INPUT:
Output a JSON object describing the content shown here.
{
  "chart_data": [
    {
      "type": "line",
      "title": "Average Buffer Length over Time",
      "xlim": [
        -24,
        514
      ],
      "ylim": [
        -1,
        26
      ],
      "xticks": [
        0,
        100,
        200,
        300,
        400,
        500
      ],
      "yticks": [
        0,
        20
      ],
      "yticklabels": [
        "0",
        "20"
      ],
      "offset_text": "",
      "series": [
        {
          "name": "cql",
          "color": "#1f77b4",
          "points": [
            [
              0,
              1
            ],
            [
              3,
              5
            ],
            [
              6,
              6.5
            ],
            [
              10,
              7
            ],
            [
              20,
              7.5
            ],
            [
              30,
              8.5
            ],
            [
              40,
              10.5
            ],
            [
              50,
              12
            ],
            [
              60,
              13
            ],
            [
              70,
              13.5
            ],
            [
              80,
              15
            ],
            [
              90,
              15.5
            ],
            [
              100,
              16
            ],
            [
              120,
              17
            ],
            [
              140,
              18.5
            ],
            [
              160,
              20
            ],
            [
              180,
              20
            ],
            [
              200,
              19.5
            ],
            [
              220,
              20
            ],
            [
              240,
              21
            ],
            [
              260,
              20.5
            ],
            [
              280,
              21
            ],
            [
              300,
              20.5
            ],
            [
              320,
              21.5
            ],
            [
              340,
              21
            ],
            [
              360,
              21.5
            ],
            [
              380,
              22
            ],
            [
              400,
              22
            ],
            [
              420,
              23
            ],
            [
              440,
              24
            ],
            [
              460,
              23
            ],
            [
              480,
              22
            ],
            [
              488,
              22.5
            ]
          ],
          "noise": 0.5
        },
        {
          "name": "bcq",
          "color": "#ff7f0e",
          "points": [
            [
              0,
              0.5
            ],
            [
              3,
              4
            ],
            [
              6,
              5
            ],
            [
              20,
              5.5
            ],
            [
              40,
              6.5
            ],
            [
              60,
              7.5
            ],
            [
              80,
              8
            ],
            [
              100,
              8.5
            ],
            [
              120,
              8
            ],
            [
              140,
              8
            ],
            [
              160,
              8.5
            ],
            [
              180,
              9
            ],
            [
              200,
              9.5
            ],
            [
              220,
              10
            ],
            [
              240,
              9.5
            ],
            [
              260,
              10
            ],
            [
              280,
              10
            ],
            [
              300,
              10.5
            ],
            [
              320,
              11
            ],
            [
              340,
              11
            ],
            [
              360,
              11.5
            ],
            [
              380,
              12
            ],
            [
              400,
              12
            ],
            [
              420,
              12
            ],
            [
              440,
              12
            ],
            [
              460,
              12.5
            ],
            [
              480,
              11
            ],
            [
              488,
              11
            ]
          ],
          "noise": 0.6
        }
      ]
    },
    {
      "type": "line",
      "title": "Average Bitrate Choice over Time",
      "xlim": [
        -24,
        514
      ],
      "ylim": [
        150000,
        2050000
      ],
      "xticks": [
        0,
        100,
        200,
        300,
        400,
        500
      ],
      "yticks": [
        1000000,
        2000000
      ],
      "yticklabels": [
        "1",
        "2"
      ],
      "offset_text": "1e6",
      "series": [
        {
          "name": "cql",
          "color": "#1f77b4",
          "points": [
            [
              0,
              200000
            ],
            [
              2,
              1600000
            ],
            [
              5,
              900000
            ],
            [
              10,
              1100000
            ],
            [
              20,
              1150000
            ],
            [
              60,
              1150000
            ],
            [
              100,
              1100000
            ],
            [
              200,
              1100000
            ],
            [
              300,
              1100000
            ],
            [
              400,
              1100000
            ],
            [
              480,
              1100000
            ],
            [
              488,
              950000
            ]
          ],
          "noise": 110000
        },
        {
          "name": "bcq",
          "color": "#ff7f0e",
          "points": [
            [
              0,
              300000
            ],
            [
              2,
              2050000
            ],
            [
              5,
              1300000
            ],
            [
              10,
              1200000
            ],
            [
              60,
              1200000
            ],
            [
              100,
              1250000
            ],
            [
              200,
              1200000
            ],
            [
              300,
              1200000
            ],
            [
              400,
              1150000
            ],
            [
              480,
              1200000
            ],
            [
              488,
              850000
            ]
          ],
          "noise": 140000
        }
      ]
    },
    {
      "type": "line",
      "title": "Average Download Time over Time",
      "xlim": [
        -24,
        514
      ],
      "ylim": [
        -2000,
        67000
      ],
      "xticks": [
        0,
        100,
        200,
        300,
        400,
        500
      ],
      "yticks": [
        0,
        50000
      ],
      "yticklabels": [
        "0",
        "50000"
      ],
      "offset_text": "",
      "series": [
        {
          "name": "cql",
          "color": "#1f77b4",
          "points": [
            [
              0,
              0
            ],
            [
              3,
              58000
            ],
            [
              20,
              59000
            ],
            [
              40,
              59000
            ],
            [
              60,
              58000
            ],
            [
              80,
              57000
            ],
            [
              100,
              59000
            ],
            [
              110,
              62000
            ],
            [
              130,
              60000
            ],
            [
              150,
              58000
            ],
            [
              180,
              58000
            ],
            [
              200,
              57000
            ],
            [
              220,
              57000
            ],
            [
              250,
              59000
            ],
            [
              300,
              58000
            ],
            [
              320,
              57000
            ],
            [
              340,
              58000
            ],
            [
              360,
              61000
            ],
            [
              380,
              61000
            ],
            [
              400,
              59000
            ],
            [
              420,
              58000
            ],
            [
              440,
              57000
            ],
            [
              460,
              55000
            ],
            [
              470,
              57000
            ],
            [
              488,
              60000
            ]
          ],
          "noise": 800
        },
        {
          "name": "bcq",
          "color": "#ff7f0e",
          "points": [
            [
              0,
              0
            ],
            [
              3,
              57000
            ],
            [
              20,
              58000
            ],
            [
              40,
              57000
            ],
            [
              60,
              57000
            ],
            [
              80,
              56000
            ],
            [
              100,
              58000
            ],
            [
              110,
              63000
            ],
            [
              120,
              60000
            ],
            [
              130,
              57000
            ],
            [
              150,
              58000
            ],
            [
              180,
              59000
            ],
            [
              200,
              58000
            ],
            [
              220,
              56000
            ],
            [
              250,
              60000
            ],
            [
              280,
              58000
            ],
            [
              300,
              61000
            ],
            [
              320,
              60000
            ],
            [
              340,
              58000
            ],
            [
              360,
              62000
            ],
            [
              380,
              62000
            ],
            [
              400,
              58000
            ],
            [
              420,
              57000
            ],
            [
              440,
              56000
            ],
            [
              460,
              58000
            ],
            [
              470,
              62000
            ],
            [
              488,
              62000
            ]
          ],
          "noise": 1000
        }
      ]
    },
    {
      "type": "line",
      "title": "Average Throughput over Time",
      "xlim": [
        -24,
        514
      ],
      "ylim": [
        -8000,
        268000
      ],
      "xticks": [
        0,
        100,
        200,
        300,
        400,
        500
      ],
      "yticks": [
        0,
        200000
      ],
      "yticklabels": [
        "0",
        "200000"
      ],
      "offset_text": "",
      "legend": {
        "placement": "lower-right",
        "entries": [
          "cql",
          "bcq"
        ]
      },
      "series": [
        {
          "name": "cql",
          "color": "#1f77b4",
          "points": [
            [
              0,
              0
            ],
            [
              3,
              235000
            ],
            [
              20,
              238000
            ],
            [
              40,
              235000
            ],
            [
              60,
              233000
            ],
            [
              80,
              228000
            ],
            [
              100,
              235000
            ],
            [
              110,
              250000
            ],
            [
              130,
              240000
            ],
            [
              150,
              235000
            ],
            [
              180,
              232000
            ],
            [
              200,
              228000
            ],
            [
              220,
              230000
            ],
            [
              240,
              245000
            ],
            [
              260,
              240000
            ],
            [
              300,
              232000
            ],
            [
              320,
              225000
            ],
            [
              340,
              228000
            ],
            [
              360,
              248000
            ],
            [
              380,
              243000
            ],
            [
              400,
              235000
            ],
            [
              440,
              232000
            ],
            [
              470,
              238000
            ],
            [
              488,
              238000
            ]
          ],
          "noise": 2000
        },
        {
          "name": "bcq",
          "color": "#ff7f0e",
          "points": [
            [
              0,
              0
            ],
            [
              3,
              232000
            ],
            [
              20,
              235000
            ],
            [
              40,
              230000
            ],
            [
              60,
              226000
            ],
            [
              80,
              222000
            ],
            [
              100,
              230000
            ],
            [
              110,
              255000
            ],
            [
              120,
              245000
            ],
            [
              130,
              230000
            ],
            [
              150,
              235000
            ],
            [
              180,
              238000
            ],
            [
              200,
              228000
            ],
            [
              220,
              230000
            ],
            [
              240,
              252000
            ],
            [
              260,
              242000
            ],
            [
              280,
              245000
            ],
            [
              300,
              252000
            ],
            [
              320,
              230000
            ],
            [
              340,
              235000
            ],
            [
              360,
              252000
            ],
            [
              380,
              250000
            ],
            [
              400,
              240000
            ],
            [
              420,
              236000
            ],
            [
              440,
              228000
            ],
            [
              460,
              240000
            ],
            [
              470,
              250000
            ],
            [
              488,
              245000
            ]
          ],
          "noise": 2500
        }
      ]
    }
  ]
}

TASK TO CARRY OUT: Each line of the material that holds the string "Time" counts once; give the total alone.

REPLY: 4